### [TASK TO CARRY OUT]
From the listing below, pull each line that includes "only".

━━━

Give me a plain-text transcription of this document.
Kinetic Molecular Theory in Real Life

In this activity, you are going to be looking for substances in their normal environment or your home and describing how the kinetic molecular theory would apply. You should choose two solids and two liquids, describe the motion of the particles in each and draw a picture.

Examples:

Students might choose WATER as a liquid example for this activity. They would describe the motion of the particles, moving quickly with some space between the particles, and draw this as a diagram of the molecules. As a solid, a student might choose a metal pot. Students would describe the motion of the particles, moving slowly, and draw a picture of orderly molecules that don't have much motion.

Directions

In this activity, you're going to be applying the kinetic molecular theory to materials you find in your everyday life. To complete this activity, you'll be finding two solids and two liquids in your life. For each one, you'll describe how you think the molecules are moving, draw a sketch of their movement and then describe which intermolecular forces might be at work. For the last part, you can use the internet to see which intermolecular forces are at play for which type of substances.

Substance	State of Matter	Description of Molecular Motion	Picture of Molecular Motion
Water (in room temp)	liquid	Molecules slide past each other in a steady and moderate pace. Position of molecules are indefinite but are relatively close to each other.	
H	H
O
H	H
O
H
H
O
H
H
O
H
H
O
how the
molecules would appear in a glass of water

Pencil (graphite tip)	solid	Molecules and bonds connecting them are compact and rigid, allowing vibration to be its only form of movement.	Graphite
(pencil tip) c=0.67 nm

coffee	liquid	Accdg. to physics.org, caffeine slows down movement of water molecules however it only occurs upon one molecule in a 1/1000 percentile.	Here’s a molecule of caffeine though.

━━━

### [EXPECTED ANSWER]
Pencil (graphite tip)	solid	Molecules and bonds connecting them are compact and rigid, allowing vibration to be its only form of movement.	Graphite
coffee	liquid	Accdg. to physics.org, caffeine slows down movement of water molecules however it only occurs upon one molecule in a 1/1000 percentile.	Here’s a molecule of caffeine though.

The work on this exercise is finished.